_Task prompt_
Every record should be repeated exactly, except that pictures are left out.
--------------------------------
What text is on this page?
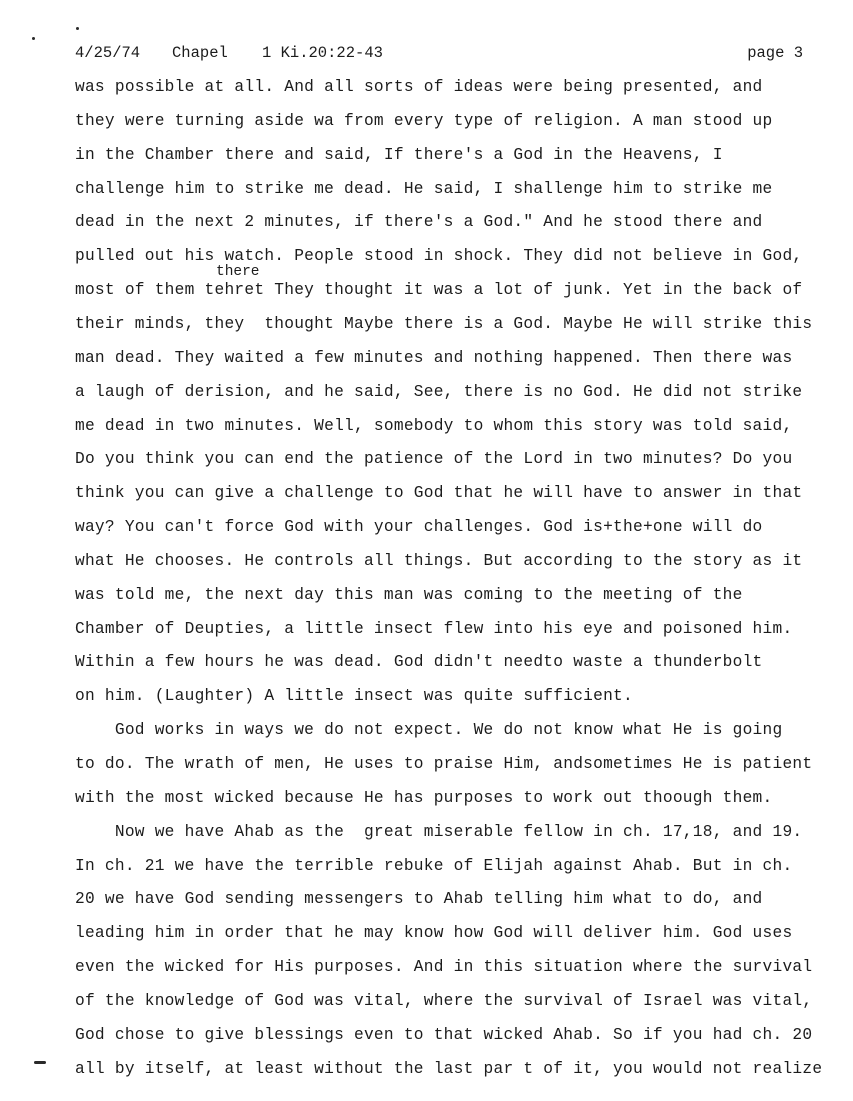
4/25/74 Chapel 1 Ki.20:22-43	page 3
there
was possible at all. And all sorts of ideas were being presented, and
they were turning aside wa from every type of religion. A man stood up
in the Chamber there and said, If there's a God in the Heavens, I
challenge him to strike me dead. He said, I shallenge him to strike me
dead in the next 2 minutes, if there's a God." And he stood there and
pulled out his watch. People stood in shock. They did not believe in God,
most of them tehret They thought it was a lot of junk. Yet in the back of
their minds, they  thought Maybe there is a God. Maybe He will strike this
man dead. They waited a few minutes and nothing happened. Then there was
a laugh of derision, and he said, See, there is no God. He did not strike
me dead in two minutes. Well, somebody to whom this story was told said,
Do you think you can end the patience of the Lord in two minutes? Do you
think you can give a challenge to God that he will have to answer in that
way? You can't force God with your challenges. God is+the+one will do
what He chooses. He controls all things. But according to the story as it
was told me, the next day this man was coming to the meeting of the
Chamber of Deupties, a little insect flew into his eye and poisoned him.
Within a few hours he was dead. God didn't needto waste a thunderbolt
on him. (Laughter) A little insect was quite sufficient.
God works in ways we do not expect. We do not know what He is going
to do. The wrath of men, He uses to praise Him, andsometimes He is patient
with the most wicked because He has purposes to work out thoough them.
Now we have Ahab as the  great miserable fellow in ch. 17,18, and 19.
In ch. 21 we have the terrible rebuke of Elijah against Ahab. But in ch.
20 we have God sending messengers to Ahab telling him what to do, and
leading him in order that he may know how God will deliver him. God uses
even the wicked for His purposes. And in this situation where the survival
of the knowledge of God was vital, where the survival of Israel was vital,
God chose to give blessings even to that wicked Ahab. So if you had ch. 20
all by itself, at least without the last par t of it, you would not realize
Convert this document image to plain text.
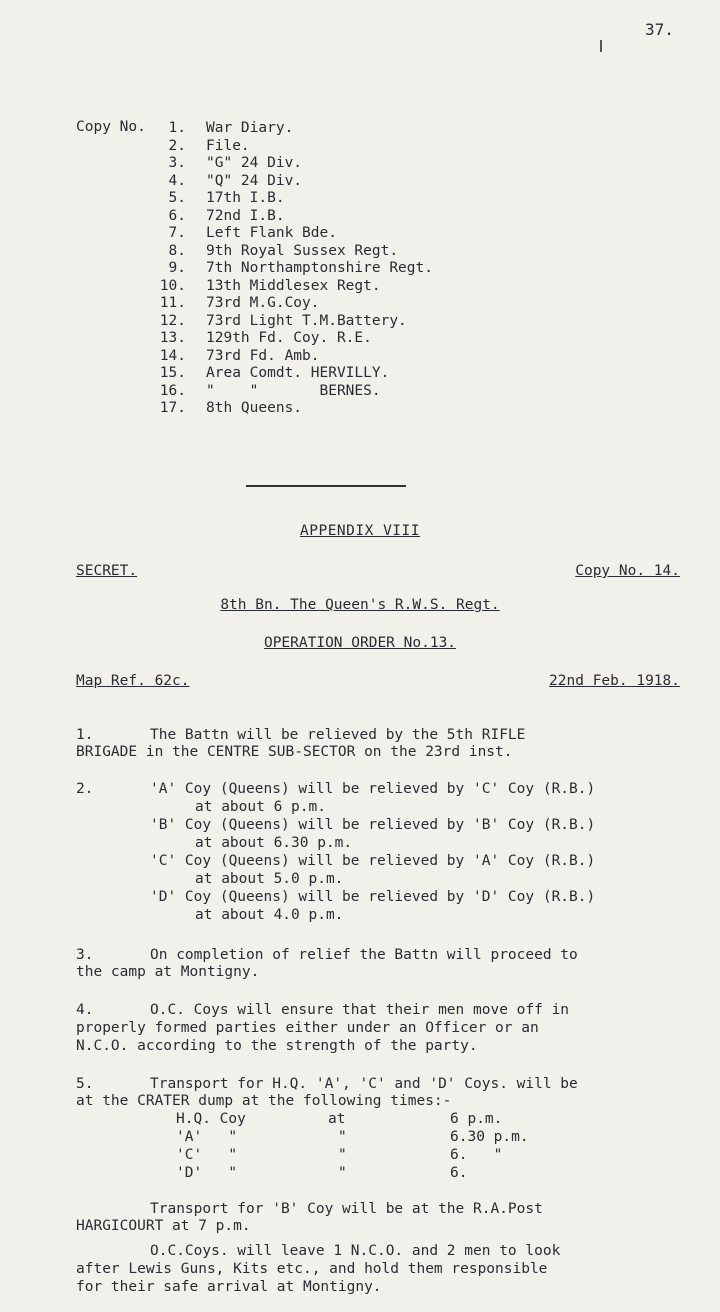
37.
Copy No.	1. War Diary.
2. File.
3. "G" 24 Div.
4. "Q" 24 Div.
5. 17th I.B.
6. 72nd I.B.
7. Left Flank Bde.
8. 9th Royal Sussex Regt.
9. 7th Northamptonshire Regt.
10. 13th Middlesex Regt.
11. 73rd M.G.Coy.
12. 73rd Light T.M.Battery.
13. 129th Fd. Coy. R.E.
14. 73rd Fd. Amb.
15. Area Comdt. HERVILLY.
16. "    "       BERNES.
17. 8th Queens.
APPENDIX VIII
SECRET.	Copy No. 14.
8th Bn. The Queen's R.W.S. Regt.
OPERATION ORDER No.13.
Map Ref. 62c.	22nd Feb. 1918.
1.	The Battn will be relieved by the 5th RIFLE
BRIGADE in the CENTRE SUB-SECTOR on the 23rd inst.
2.	'A' Coy (Queens) will be relieved by 'C' Coy (R.B.)
at about 6 p.m.
'B' Coy (Queens) will be relieved by 'B' Coy (R.B.)
at about 6.30 p.m.
'C' Coy (Queens) will be relieved by 'A' Coy (R.B.)
at about 5.0 p.m.
'D' Coy (Queens) will be relieved by 'D' Coy (R.B.)
at about 4.0 p.m.
3.	On completion of relief the Battn will proceed to
the camp at Montigny.
4.	O.C. Coys will ensure that their men move off in
properly formed parties either under an Officer or an
N.C.O. according to the strength of the party.
5.	Transport for H.Q. 'A', 'C' and 'D' Coys. will be
at the CRATER dump at the following times:-
H.Q. Coy	at	6 p.m.
'A'   "	"	6.30 p.m.
'C'   "	"	6.   "
'D'   "	"	6.
Transport for 'B' Coy will be at the R.A.Post
HARGICOURT at 7 p.m.
O.C.Coys. will leave 1 N.C.O. and 2 men to look
after Lewis Guns, Kits etc., and hold them responsible
for their safe arrival at Montigny.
--------------------------------
_The reply_
What text is on this page?
4/25/74 Chapel 1 Ki.20:22-43	page 3
there
was possible at all. And all sorts of ideas were being presented, and
they were turning aside wa from every type of religion. A man stood up
in the Chamber there and said, If there's a God in the Heavens, I
challenge him to strike me dead. He said, I shallenge him to strike me
dead in the next 2 minutes, if there's a God." And he stood there and
pulled out his watch. People stood in shock. They did not believe in God,
most of them tehret They thought it was a lot of junk. Yet in the back of
their minds, they  thought Maybe there is a God. Maybe He will strike this
man dead. They waited a few minutes and nothing happened. Then there was
a laugh of derision, and he said, See, there is no God. He did not strike
me dead in two minutes. Well, somebody to whom this story was told said,
Do you think you can end the patience of the Lord in two minutes? Do you
think you can give a challenge to God that he will have to answer in that
way? You can't force God with your challenges. God is+the+one will do
what He chooses. He controls all things. But according to the story as it
was told me, the next day this man was coming to the meeting of the
Chamber of Deupties, a little insect flew into his eye and poisoned him.
Within a few hours he was dead. God didn't needto waste a thunderbolt
on him. (Laughter) A little insect was quite sufficient.
God works in ways we do not expect. We do not know what He is going
to do. The wrath of men, He uses to praise Him, andsometimes He is patient
with the most wicked because He has purposes to work out thoough them.
Now we have Ahab as the  great miserable fellow in ch. 17,18, and 19.
In ch. 21 we have the terrible rebuke of Elijah against Ahab. But in ch.
20 we have God sending messengers to Ahab telling him what to do, and
leading him in order that he may know how God will deliver him. God uses
even the wicked for His purposes. And in this situation where the survival
of the knowledge of God was vital, where the survival of Israel was vital,
God chose to give blessings even to that wicked Ahab. So if you had ch. 20
all by itself, at least without the last par t of it, you would not realize
Convert this document image to plain text.
37.
Copy No.	1. War Diary.
2. File.
3. "G" 24 Div.
4. "Q" 24 Div.
5. 17th I.B.
6. 72nd I.B.
7. Left Flank Bde.
8. 9th Royal Sussex Regt.
9. 7th Northamptonshire Regt.
10. 13th Middlesex Regt.
11. 73rd M.G.Coy.
12. 73rd Light T.M.Battery.
13. 129th Fd. Coy. R.E.
14. 73rd Fd. Amb.
15. Area Comdt. HERVILLY.
16. "    "       BERNES.
17. 8th Queens.
APPENDIX VIII
SECRET.	Copy No. 14.
8th Bn. The Queen's R.W.S. Regt.
OPERATION ORDER No.13.
Map Ref. 62c.	22nd Feb. 1918.
1.	The Battn will be relieved by the 5th RIFLE
BRIGADE in the CENTRE SUB-SECTOR on the 23rd inst.
2.	'A' Coy (Queens) will be relieved by 'C' Coy (R.B.)
at about 6 p.m.
'B' Coy (Queens) will be relieved by 'B' Coy (R.B.)
at about 6.30 p.m.
'C' Coy (Queens) will be relieved by 'A' Coy (R.B.)
at about 5.0 p.m.
'D' Coy (Queens) will be relieved by 'D' Coy (R.B.)
at about 4.0 p.m.
3.	On completion of relief the Battn will proceed to
the camp at Montigny.
4.	O.C. Coys will ensure that their men move off in
properly formed parties either under an Officer or an
N.C.O. according to the strength of the party.
5.	Transport for H.Q. 'A', 'C' and 'D' Coys. will be
at the CRATER dump at the following times:-
H.Q. Coy	at	6 p.m.
'A'   "	"	6.30 p.m.
'C'   "	"	6.   "
'D'   "	"	6.
Transport for 'B' Coy will be at the R.A.Post
HARGICOURT at 7 p.m.
O.C.Coys. will leave 1 N.C.O. and 2 men to look
after Lewis Guns, Kits etc., and hold them responsible
for their safe arrival at Montigny.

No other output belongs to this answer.